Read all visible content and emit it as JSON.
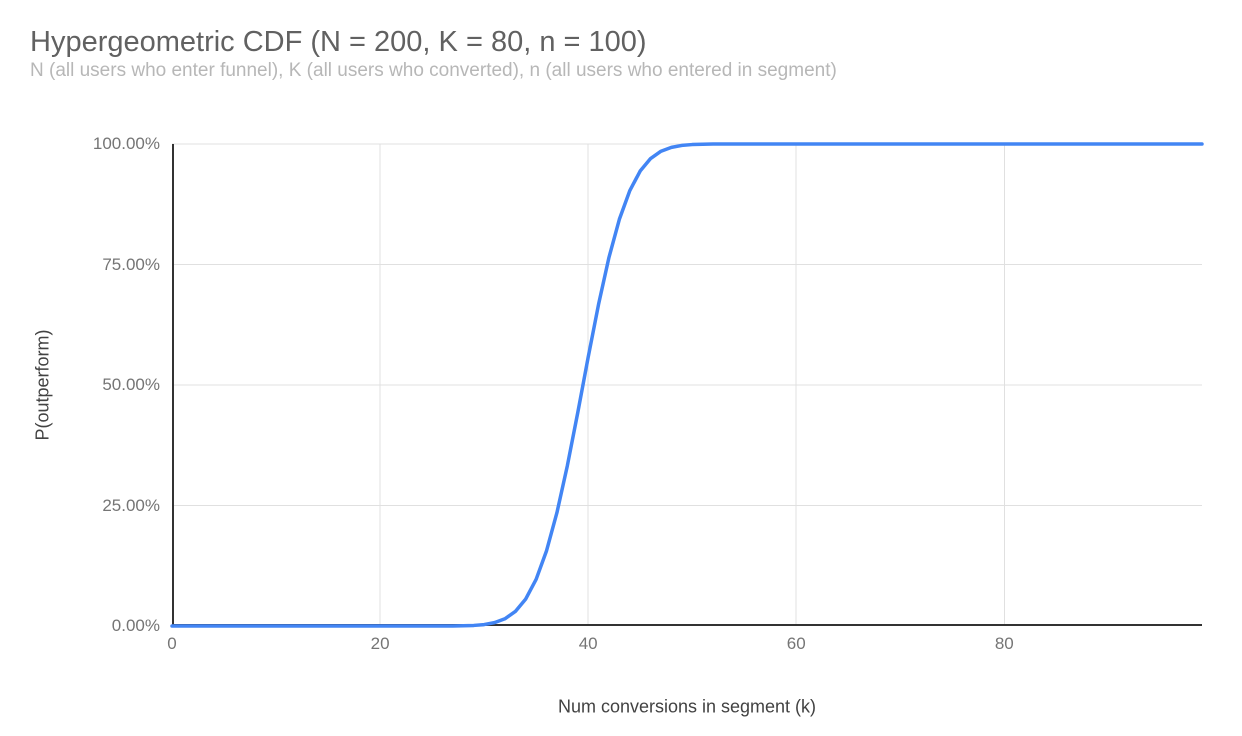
{
  "chart_data": {
    "type": "line",
    "title": "Hypergeometric CDF (N = 200, K = 80, n = 100)",
    "subtitle": "N (all users who enter funnel), K (all users who converted), n (all users who entered in segment)",
    "xlabel": "Num conversions in segment (k)",
    "ylabel": "P(outperform)",
    "xlim": [
      0,
      99
    ],
    "ylim": [
      0,
      1
    ],
    "grid": true,
    "legend": "none",
    "x_ticks": [
      0,
      20,
      40,
      60,
      80
    ],
    "x_tick_labels": [
      "0",
      "20",
      "40",
      "60",
      "80"
    ],
    "y_ticks": [
      0,
      0.25,
      0.5,
      0.75,
      1
    ],
    "y_tick_labels": [
      "0.00%",
      "25.00%",
      "50.00%",
      "75.00%",
      "100.00%"
    ],
    "series": [
      {
        "name": "P(outperform)",
        "x": [
          0,
          1,
          2,
          3,
          4,
          5,
          6,
          7,
          8,
          9,
          10,
          11,
          12,
          13,
          14,
          15,
          16,
          17,
          18,
          19,
          20,
          21,
          22,
          23,
          24,
          25,
          26,
          27,
          28,
          29,
          30,
          31,
          32,
          33,
          34,
          35,
          36,
          37,
          38,
          39,
          40,
          41,
          42,
          43,
          44,
          45,
          46,
          47,
          48,
          49,
          50,
          51,
          52,
          53,
          54,
          55,
          56,
          57,
          58,
          59,
          60,
          61,
          62,
          63,
          64,
          65,
          66,
          67,
          68,
          69,
          70,
          71,
          72,
          73,
          74,
          75,
          76,
          77,
          78,
          79,
          80,
          81,
          82,
          83,
          84,
          85,
          86,
          87,
          88,
          89,
          90,
          91,
          92,
          93,
          94,
          95,
          96,
          97,
          98,
          99
        ],
        "y": [
          0,
          0,
          0,
          0,
          0,
          0,
          0,
          0,
          0,
          0,
          0,
          0,
          0,
          0,
          0,
          0,
          0,
          0,
          0,
          0,
          0,
          0,
          0,
          0,
          0,
          1e-05,
          3e-05,
          0.00013,
          0.00041,
          0.00116,
          0.00296,
          0.00694,
          0.01503,
          0.03014,
          0.05604,
          0.0969,
          0.15618,
          0.23532,
          0.33258,
          0.44265,
          0.55735,
          0.66742,
          0.76468,
          0.84382,
          0.9031,
          0.94396,
          0.96986,
          0.98497,
          0.99306,
          0.99704,
          0.99884,
          0.99959,
          0.99987,
          0.99997,
          0.99999,
          1,
          1,
          1,
          1,
          1,
          1,
          1,
          1,
          1,
          1,
          1,
          1,
          1,
          1,
          1,
          1,
          1,
          1,
          1,
          1,
          1,
          1,
          1,
          1,
          1,
          1,
          1,
          1,
          1,
          1,
          1,
          1,
          1,
          1,
          1,
          1,
          1,
          1,
          1,
          1,
          1,
          1,
          1,
          1,
          1
        ]
      }
    ],
    "colors": {
      "series_line": "#4285f4",
      "gridline": "#e0e0e0",
      "axis_line": "#333333",
      "title_text": "#616161",
      "subtitle_text": "#b7b7b7",
      "tick_text": "#757575",
      "axis_title_text": "#424242",
      "background": "#ffffff"
    }
  }
}
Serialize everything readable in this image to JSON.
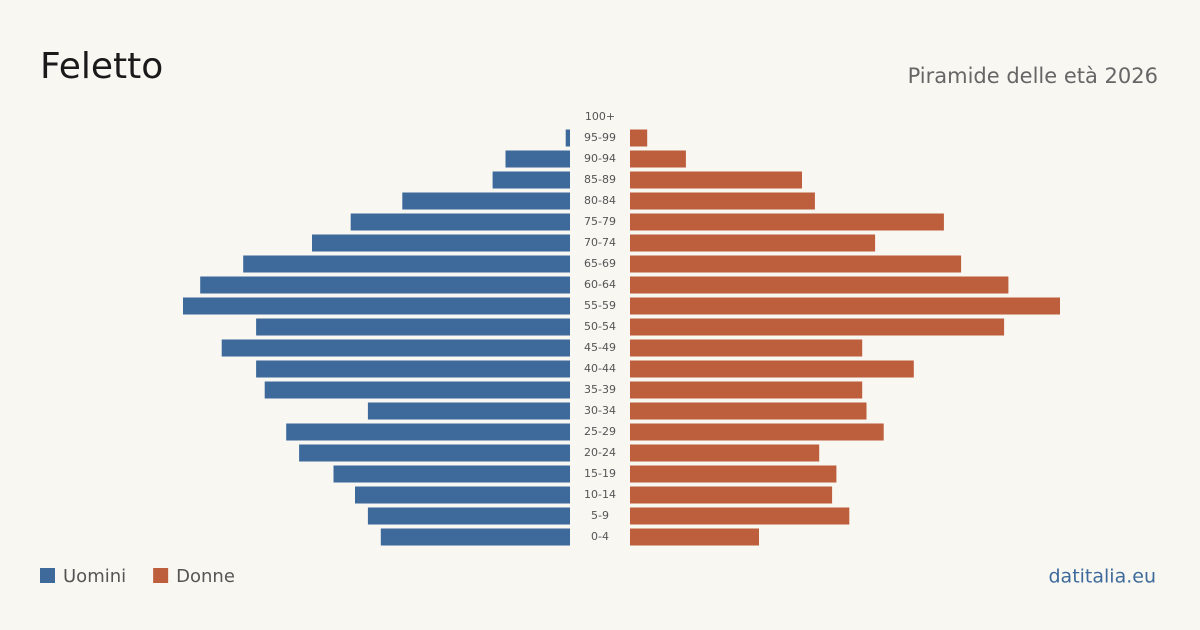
{
  "chart_data": {
    "type": "pyramid",
    "title": "Feletto",
    "subtitle": "Piramide delle età 2026",
    "categories": [
      "100+",
      "95-99",
      "90-94",
      "85-89",
      "80-84",
      "75-79",
      "70-74",
      "65-69",
      "60-64",
      "55-59",
      "50-54",
      "45-49",
      "40-44",
      "35-39",
      "30-34",
      "25-29",
      "20-24",
      "15-19",
      "10-14",
      "5-9",
      "0-4"
    ],
    "series": [
      {
        "name": "Uomini",
        "color": "#3d6a9b",
        "values": [
          0,
          1,
          15,
          18,
          39,
          51,
          60,
          76,
          86,
          90,
          73,
          81,
          73,
          71,
          47,
          66,
          63,
          55,
          50,
          47,
          44
        ]
      },
      {
        "name": "Donne",
        "color": "#bd5e3c",
        "values": [
          0,
          4,
          13,
          40,
          43,
          73,
          57,
          77,
          88,
          100,
          87,
          54,
          66,
          54,
          55,
          59,
          44,
          48,
          47,
          51,
          30
        ]
      }
    ],
    "source": "datitalia.eu"
  }
}
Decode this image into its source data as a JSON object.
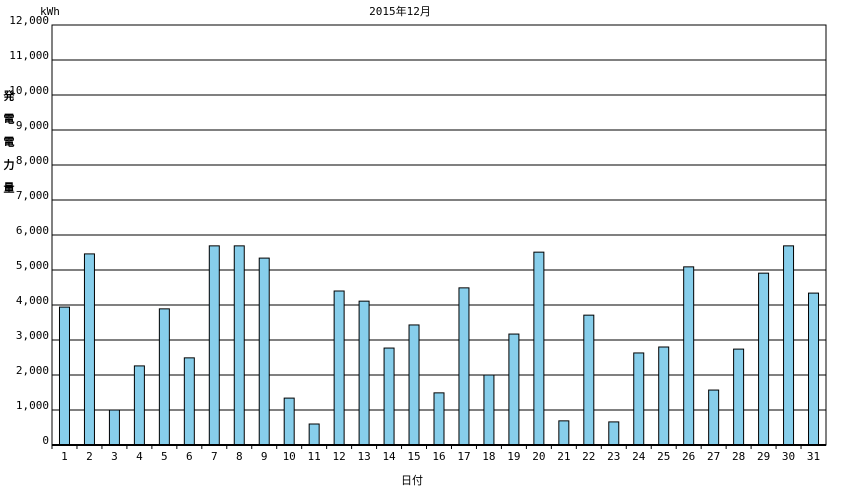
{
  "chart_data": {
    "type": "bar",
    "title": "2015年12月",
    "unit": "kWh",
    "y_label": "発電電力量",
    "x_label": "日付",
    "categories": [
      "1",
      "2",
      "3",
      "4",
      "5",
      "6",
      "7",
      "8",
      "9",
      "10",
      "11",
      "12",
      "13",
      "14",
      "15",
      "16",
      "17",
      "18",
      "19",
      "20",
      "21",
      "22",
      "23",
      "24",
      "25",
      "26",
      "27",
      "28",
      "29",
      "30",
      "31"
    ],
    "values": [
      3940,
      5460,
      1000,
      2260,
      3890,
      2490,
      5690,
      5690,
      5340,
      1340,
      600,
      4400,
      4110,
      2770,
      3430,
      1490,
      4490,
      2000,
      3170,
      5510,
      690,
      3710,
      660,
      2630,
      2800,
      5090,
      1570,
      2740,
      4910,
      5690,
      4340
    ],
    "color": "#87ceeb",
    "ylim": [
      0,
      12000
    ],
    "yticks": [
      0,
      {
        "value": 1000,
        "label": "1,000"
      },
      {
        "value": 2000,
        "label": "2,000"
      },
      {
        "value": 3000,
        "label": "3,000"
      },
      {
        "value": 4000,
        "label": "4,000"
      },
      {
        "value": 5000,
        "label": "5,000"
      },
      {
        "value": 6000,
        "label": "6,000"
      },
      {
        "value": 7000,
        "label": "7,000"
      },
      {
        "value": 8000,
        "label": "8,000"
      },
      {
        "value": 9000,
        "label": "9,000"
      },
      {
        "value": 10000,
        "label": "10,000"
      },
      {
        "value": 11000,
        "label": "11,000"
      },
      {
        "value": 12000,
        "label": "12,000"
      }
    ],
    "grid": true
  }
}
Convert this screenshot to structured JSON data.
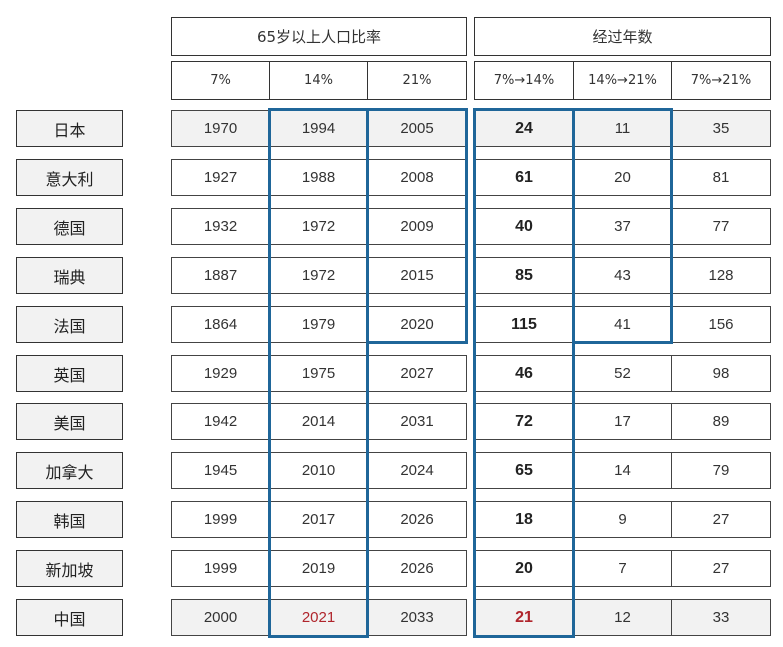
{
  "headers": {
    "group_ratio": "65岁以上人口比率",
    "group_years": "经过年数",
    "sub": [
      "7%",
      "14%",
      "21%",
      "7%→14%",
      "14%→21%",
      "7%→21%"
    ]
  },
  "rows": [
    {
      "country": "日本",
      "values": [
        "1970",
        "1994",
        "2005",
        "24",
        "11",
        "35"
      ]
    },
    {
      "country": "意大利",
      "values": [
        "1927",
        "1988",
        "2008",
        "61",
        "20",
        "81"
      ]
    },
    {
      "country": "德国",
      "values": [
        "1932",
        "1972",
        "2009",
        "40",
        "37",
        "77"
      ]
    },
    {
      "country": "瑞典",
      "values": [
        "1887",
        "1972",
        "2015",
        "85",
        "43",
        "128"
      ]
    },
    {
      "country": "法国",
      "values": [
        "1864",
        "1979",
        "2020",
        "115",
        "41",
        "156"
      ]
    },
    {
      "country": "英国",
      "values": [
        "1929",
        "1975",
        "2027",
        "46",
        "52",
        "98"
      ]
    },
    {
      "country": "美国",
      "values": [
        "1942",
        "2014",
        "2031",
        "72",
        "17",
        "89"
      ]
    },
    {
      "country": "加拿大",
      "values": [
        "1945",
        "2010",
        "2024",
        "65",
        "14",
        "79"
      ]
    },
    {
      "country": "韩国",
      "values": [
        "1999",
        "2017",
        "2026",
        "18",
        "9",
        "27"
      ]
    },
    {
      "country": "新加坡",
      "values": [
        "1999",
        "2019",
        "2026",
        "20",
        "7",
        "27"
      ]
    },
    {
      "country": "中国",
      "values": [
        "2000",
        "2021",
        "2033",
        "21",
        "12",
        "33"
      ]
    }
  ],
  "colors": {
    "highlight_border": "#1f6699",
    "highlight_text": "#b0252c",
    "shaded_row": "#f2f2f2"
  }
}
* * * *
→ **Directions for this task**:
Scan the lines for the string "segment". Copy out each line that matches.

→ **Final result**:
    "subtitle": "N (all users who enter funnel), K (all users who converted), n (all users who entered in segment)",
    "xlabel": "Num conversions in segment (k)",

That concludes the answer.